* ZITIERTER TEXTAUSZUG:
————

Deerhunter - Microcastle / Weird era cont.
Kranky / 4AD / Beggars / IndigoVÖ: 24.10.2008
Der Abend davor
Jedes Ende hat einen Anfang, oder nicht? Ob Traumschlösser, Luftschösser oder ein "Microcastle" wie hier bei Deerhunter aus Atlanta. Irgendwo muss doch ein Anfang sein. Nach einer Flasche trockenem Rotwein und dieser Platte auf Dauerration in den Tiefen der Nacht ist man sich aber nicht mehr sicher, ob so etwas wie Alpha und Omega, Realität und Phantasie, Nähe und Ferne, Schlaf und Wachsein überhaupt existieren. Alles wird aufgelöst. Nur einen kleinen Moment lang zu Beginn könnte man vermuten, dass Deerhunter einen auf die falsche Fährte führen wollen. "Cover me (slowly)" könnte glatt den Auftakt eines Aereogramme-Albums abgeben. Doch es folgt nicht der letzte Schrei der Schotten, sondern ein endloser Rausch, für den man schon vorher die nötigen Kater-Heilmittel bereitstellen sollte. Gerade weil am nächsten Tag CD2 und "Weird era cont." warten.
Das Quintett um Bradford Cox bahnt sich mit unzähligen Gitarren, Keyboards und Glockenspielen, Verzerrungen, Irrungen und Wirrungen durch den Nachfolger des großartigen "Cryptograms". Unter der Oberfläche ist alles durchlässig, alles fließt ineinander über. An der Oberfläche hingegen entfalten sich unglaubliche und unglaublich eingängige Hymnen, die einem nach mehreren Hördurchgängen endlos im Kopf herumschwirren werden, manchmal aber auch schnell wieder verschwinden. Ein Sinnbild der Flüchtigkeit der Postmoderne. Alle Identitäten mit samt ihren Widersprüchen werden in streckenweise perfektem, immer kristallklarem Songwriting versöhnt und vereint. Und von Zeit zu Zeit ertönt im Hintergrund ein Gesäusel, das die ohnehin schon vorhandene Leichtigkeit nur noch entschiedener verstärkt.
Einzelne Stücke aus der Gesamtkunst herauszugreifen, käme dem Griff nach leuchtenden Sternen gleich. Man wird geblendet und verzaubert und kann sich gar nicht falsch entscheiden. Ideale Einstiegsmöglichkeiten bieten sicherlich das pulsierende "Never stops", das 60s-Psychedelic-Pop à la The Zombies in die neuen Unübersichtlichkeiten der Gegenwart transformiert, und das "abschließende", ruhige "Twilight at Carbon Lake", das noch einen Schritt zurück geht und den Doo-Wop der späten fünfziger Jahre mit ins Jetztzeitalter nimmt. Die Erbauung des "Microcastle" ist damit erfolgreich erledigt. Kann "Weird era cont." das Level halten?

————

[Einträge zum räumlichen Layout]
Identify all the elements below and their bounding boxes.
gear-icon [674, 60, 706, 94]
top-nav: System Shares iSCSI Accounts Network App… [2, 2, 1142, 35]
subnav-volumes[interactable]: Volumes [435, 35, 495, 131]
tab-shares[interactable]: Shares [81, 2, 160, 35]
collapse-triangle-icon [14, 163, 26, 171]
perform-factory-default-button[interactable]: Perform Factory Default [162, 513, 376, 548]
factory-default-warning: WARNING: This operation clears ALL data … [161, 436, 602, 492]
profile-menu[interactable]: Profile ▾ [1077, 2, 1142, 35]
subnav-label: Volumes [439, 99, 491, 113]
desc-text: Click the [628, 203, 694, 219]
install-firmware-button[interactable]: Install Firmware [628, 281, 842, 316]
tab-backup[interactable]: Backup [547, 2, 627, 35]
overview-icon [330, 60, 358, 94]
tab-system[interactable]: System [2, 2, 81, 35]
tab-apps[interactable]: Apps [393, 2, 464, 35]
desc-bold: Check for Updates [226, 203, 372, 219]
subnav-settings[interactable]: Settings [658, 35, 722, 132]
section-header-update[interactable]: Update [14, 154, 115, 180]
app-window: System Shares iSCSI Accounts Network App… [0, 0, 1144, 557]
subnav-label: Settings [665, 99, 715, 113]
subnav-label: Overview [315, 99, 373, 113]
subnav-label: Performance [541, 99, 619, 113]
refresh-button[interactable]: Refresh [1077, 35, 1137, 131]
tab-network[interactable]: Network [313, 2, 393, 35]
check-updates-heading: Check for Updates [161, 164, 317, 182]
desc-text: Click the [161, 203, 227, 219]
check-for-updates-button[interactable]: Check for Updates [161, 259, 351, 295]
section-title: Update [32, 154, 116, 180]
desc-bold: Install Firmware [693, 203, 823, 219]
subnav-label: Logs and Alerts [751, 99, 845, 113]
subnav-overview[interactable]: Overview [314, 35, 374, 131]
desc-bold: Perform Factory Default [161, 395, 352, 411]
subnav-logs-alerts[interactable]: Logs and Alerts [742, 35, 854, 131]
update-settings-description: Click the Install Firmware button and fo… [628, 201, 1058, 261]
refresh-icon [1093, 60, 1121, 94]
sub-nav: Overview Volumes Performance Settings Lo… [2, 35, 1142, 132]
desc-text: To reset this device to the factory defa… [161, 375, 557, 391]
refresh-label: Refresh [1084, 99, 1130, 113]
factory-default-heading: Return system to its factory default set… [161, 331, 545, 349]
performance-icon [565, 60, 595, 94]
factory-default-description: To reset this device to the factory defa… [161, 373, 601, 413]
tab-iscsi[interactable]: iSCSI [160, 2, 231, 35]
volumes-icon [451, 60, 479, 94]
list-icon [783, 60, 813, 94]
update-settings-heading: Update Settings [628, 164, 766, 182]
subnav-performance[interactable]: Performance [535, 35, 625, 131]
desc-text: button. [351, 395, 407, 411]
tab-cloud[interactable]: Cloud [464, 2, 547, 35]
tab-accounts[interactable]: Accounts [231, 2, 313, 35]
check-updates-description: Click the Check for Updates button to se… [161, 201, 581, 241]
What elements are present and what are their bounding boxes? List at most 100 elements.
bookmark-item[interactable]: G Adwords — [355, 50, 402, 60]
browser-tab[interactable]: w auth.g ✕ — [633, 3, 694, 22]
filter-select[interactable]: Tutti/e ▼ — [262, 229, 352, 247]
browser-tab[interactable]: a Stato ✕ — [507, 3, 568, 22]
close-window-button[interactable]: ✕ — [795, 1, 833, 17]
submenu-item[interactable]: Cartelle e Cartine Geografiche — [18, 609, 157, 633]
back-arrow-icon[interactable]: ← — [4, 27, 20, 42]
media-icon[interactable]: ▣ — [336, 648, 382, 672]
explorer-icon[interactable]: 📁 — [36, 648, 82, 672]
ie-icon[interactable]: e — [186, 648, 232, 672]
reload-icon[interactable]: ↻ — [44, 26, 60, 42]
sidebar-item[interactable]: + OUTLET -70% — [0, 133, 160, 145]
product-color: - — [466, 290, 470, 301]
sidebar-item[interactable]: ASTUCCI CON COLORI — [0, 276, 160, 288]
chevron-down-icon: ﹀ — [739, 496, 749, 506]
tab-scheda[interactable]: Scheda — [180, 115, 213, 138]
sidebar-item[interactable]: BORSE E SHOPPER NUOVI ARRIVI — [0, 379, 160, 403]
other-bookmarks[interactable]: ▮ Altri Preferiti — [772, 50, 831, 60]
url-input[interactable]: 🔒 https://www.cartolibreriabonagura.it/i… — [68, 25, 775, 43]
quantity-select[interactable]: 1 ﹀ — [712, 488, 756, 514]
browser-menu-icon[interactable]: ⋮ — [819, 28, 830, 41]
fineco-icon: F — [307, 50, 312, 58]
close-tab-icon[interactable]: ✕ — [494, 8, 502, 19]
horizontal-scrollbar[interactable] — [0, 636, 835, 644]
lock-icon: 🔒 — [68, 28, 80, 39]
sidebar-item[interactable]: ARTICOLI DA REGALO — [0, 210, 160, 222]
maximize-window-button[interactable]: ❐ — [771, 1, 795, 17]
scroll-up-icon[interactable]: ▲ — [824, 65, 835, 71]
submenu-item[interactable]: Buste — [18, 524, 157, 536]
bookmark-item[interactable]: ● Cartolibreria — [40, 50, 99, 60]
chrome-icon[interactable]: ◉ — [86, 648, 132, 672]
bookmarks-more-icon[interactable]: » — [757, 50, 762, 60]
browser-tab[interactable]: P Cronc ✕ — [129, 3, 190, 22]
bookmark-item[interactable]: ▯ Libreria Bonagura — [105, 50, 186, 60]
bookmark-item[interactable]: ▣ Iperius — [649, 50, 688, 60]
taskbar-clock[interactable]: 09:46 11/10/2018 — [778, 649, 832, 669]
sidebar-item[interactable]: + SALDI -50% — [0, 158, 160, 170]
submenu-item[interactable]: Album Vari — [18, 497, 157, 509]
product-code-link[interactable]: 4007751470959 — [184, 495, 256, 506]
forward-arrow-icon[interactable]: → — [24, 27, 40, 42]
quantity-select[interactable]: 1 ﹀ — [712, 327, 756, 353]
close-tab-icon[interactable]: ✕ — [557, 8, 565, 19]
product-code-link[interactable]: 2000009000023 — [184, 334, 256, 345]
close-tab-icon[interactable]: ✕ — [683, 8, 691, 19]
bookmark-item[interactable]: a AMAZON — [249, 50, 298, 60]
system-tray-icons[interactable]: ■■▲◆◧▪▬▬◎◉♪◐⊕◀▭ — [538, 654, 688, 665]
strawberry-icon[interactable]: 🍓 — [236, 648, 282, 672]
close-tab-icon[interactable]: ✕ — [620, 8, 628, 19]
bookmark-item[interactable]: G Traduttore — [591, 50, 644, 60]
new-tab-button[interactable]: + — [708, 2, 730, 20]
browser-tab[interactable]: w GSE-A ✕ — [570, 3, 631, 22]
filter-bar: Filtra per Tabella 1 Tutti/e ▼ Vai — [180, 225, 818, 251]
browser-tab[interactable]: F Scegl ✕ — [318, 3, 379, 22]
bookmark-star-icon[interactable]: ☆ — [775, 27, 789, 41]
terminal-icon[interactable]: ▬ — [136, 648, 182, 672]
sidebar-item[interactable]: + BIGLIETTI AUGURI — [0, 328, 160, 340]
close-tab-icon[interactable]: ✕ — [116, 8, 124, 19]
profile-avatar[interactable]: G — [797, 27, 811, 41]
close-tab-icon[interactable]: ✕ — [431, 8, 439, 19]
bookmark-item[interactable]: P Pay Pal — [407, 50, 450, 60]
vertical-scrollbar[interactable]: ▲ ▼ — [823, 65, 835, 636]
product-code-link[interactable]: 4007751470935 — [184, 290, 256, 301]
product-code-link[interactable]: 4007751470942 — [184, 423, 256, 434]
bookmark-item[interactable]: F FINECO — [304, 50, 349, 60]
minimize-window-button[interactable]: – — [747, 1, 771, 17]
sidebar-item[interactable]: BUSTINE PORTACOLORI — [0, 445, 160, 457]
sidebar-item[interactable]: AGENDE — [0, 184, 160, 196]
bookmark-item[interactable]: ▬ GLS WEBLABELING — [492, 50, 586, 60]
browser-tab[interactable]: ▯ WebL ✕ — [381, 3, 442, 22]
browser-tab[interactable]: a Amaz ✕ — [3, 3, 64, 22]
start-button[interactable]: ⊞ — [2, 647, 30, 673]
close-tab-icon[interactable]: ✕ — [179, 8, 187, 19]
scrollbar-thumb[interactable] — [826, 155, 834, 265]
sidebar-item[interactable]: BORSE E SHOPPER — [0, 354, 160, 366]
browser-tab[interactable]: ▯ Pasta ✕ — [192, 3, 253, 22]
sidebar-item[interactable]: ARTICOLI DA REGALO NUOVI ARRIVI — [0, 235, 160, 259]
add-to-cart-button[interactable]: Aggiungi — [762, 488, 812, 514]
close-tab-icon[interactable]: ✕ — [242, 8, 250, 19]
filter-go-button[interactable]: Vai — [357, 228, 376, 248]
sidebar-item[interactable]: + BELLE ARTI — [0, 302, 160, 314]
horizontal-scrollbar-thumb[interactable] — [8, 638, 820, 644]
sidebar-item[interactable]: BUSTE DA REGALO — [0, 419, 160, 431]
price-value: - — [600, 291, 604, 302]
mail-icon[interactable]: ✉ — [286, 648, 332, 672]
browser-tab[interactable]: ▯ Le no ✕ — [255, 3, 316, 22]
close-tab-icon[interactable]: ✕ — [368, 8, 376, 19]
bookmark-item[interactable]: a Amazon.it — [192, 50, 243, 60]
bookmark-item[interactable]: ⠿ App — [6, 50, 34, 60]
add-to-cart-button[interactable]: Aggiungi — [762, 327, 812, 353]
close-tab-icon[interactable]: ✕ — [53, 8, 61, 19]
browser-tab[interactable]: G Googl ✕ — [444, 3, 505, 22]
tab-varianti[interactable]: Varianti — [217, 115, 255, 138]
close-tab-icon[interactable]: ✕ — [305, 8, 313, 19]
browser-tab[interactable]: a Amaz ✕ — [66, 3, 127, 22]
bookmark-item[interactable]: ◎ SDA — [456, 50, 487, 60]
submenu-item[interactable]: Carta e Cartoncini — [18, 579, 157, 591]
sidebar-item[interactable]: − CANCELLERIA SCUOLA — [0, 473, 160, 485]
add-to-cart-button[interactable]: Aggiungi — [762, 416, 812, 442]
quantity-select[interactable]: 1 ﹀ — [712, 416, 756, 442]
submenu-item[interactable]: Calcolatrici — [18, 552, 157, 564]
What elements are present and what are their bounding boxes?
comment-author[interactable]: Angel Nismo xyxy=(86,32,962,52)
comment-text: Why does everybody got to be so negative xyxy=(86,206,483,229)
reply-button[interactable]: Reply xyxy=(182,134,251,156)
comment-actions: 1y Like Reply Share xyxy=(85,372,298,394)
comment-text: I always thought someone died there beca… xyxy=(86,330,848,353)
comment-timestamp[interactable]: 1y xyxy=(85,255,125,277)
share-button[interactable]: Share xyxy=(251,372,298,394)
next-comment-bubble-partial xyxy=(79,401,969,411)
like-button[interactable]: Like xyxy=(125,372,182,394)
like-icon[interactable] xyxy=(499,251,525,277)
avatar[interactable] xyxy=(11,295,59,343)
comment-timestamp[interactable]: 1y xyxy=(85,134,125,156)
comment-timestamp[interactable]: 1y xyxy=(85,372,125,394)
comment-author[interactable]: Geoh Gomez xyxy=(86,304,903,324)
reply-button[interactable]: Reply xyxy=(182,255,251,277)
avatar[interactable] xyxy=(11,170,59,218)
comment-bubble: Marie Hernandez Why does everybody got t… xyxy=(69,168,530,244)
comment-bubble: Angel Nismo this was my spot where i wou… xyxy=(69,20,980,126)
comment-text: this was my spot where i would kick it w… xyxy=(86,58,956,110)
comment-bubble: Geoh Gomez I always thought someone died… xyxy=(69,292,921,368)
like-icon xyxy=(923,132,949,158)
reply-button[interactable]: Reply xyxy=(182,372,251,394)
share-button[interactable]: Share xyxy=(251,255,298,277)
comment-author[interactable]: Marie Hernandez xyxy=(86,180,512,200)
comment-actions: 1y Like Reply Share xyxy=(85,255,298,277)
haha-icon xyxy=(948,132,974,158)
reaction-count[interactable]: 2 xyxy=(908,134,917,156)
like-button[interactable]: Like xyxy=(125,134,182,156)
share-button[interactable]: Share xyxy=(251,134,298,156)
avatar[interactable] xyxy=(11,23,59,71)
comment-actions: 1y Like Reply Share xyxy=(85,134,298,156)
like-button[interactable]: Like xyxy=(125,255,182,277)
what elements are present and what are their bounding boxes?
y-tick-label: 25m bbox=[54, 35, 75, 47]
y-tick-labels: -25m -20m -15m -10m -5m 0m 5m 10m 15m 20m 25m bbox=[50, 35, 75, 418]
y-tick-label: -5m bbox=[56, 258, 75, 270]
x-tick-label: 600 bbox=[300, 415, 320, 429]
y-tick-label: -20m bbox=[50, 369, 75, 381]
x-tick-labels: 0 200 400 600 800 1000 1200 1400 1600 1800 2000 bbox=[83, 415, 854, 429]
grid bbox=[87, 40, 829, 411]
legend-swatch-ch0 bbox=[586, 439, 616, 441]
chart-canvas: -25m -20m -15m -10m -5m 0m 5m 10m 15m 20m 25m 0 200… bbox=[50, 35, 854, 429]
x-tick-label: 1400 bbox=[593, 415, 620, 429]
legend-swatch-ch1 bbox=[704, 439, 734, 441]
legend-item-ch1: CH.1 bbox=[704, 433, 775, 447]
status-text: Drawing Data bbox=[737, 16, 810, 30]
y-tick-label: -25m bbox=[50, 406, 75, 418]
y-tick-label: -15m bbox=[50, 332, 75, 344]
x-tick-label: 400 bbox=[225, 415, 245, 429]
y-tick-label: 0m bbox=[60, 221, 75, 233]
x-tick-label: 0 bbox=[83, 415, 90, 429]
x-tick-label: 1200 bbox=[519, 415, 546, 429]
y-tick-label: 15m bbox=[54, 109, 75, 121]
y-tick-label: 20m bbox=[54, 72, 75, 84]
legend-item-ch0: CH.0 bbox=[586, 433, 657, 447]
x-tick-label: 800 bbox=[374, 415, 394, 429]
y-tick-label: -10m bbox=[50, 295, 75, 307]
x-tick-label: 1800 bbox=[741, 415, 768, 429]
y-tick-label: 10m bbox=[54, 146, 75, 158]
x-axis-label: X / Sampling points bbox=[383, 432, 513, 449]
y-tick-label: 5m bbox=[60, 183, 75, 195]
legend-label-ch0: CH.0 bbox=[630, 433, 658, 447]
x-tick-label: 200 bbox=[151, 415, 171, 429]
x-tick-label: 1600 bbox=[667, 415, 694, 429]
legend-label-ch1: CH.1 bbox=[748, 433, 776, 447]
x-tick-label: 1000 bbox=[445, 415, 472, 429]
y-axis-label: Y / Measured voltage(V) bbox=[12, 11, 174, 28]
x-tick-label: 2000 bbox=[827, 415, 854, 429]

————

* AUFGABENSTELLUNG:
Entscheiden Sie für jede der folgenden Aussagen, ob sie mit der Rezension übereinstimmt, und belegen Sie Ihr Ja oder Nein mit den ausschlaggebenden Worten der Rezension als wörtlichem Zitat. 1. Deerhunter stammen aus Atlanta. 2. Die Band besteht aus drei Mitgliedern. 3. „Never stops“ greift den Doo-Wop der späten fünfziger Jahre auf. Die Zeilen werden zur Bearbeitung nicht benötigt.

* SCHRIFTLICHE ANTWORT:
1. Ja: „ein "Microcastle" wie hier bei Deerhunter aus Atlanta“
2. Nein: „Das Quintett um Bradford Cox“
3. Nein: „das pulsierende "Never stops", das 60s-Psychedelic-Pop à la The Zombies in die neuen Unübersichtlichkeiten der Gegenwart transformiert“